PROVIDED PASSAGE
===
Here is a modern, and infinitely more modest, version of precipitation into the unknown, with subsequent skewed perceptions, though without the fireworks and without the visionary leader (unless you count Roosevelt). My mother came to America, from some shtetl in the Ukraine, as a small child. Her childhood was impoverished, and she had to go to work much too soon. On the other hand, while her life was not particularly ‘successful’ or ‘fulfilled’, she was a citizen, which counted a lot for her generation; she was white; she was steadily employed—for peanuts, but still. We lived in Brooklyn, surrounded by other Jews and a scattering of Italian Catholics. She was, in effect, and relatively speaking, safe.

But she never for a moment felt safe. Or rather, she could not learn that she was safe, more or less. To the end of her life, whenever a brown envelope (in America that meant official government post of some sort) arrived in the letter box, she’d go deathly pale, shake, fidget with it for a long time before she opened it, and say over and over again in unmistakably anxious tones ‘What do they want from me?’ And she could never, ever believe that anything good could happen, or that anything could be different, except to be worse. Sound familiar? In a somewhat muted form, that anxiety, and that expectation that things could only get worse, did not, of course, stop with her.
===
[Dataset entries]
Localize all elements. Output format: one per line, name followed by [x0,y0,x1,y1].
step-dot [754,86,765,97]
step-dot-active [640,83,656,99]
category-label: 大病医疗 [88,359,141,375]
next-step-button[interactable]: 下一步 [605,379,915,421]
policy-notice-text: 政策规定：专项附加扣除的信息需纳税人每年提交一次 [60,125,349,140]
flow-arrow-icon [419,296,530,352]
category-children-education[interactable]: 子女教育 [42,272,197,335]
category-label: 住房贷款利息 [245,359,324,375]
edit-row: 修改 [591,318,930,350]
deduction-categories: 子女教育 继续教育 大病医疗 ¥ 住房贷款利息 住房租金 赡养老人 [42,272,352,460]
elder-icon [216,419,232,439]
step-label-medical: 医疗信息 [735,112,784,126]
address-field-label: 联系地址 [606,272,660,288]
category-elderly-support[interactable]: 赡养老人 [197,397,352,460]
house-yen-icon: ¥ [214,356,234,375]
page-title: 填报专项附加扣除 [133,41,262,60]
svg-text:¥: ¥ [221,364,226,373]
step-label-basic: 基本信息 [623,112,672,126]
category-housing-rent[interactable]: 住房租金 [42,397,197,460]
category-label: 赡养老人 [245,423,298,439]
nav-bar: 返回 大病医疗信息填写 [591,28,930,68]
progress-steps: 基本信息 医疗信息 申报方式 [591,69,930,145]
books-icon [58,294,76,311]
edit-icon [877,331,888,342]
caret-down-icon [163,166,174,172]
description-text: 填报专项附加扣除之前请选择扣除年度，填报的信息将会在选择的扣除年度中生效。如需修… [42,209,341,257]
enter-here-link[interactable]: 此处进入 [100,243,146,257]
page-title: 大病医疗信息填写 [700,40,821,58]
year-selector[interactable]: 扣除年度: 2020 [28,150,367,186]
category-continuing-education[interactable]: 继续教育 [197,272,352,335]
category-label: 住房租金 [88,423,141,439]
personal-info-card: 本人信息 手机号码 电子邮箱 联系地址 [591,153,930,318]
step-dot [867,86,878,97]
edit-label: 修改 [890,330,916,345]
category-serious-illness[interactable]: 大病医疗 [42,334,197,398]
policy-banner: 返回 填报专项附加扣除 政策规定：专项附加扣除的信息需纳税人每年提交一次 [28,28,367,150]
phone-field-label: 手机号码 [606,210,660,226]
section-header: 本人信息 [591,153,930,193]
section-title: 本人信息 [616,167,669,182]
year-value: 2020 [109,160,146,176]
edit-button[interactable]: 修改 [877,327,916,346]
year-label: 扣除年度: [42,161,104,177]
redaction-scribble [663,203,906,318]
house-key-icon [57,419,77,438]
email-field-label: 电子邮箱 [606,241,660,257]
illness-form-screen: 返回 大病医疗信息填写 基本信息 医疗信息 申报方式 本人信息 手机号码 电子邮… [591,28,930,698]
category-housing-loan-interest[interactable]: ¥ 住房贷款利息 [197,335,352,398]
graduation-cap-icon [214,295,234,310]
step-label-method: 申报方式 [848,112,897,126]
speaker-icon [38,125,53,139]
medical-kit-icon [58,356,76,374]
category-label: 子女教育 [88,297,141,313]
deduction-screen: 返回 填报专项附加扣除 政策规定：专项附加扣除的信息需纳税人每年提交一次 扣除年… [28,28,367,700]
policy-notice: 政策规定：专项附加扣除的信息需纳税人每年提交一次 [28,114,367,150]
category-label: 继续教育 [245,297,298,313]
===
REQUIRED WORK
[1] In the passage about the mother who came to America as a child, what did a brown envelope in the letter box mean?
[2] From the passage about the mother who came to America, output the text from "But she never" to "stop with her.".
[3] Continue the passage about the mother's lifelong sense of being unsafe from where it stops.

RESPONSE LIST
[1] It meant official government post of some sort.

[2]
But she never for a moment felt safe. Or rather, she could not learn that she was safe, more or less. To the end of her life, whenever a brown envelope (in America that meant official government post of some sort) arrived in the letter box, she’d go deathly pale, shake, fidget with it for a long time before she opened it, and say over and over again in unmistakably anxious tones ‘What do they want from me?’ And she could never, ever believe that anything good could happen, or that anything could be different, except to be worse. Sound familiar? In a somewhat muted form, that anxiety, and that expectation that things could only get worse, did not, of course, stop with her.

[3]
But to return to the Israelites (not a very big jump, really), and their precipitate upheaval into the unknown, which is what real change is about—facing the unknown, that is. How could they, with their history, have had anything but what Henry James called ‘the imagination of disaster’ when they thought about the future, about what might be coming next? Only, really, by unlearning what they ‘knew’ from their time in Egypt. But that was their experience; how could they deny it, or not trust it? On the other hand, all this other stuff had also happened. So, apparently, there’s experience, and there’s experience. There’s their time in Egypt, and then there were the extraordinary events they participated in, or were witness to, from the moment of the Exodus, events were also, indubitably, ‘experience’, though presumably of a different order—less assimilable, at the very least—than that which had been ground into them, into bone and consciousness, for all their lives, and the lives of their forbears before them.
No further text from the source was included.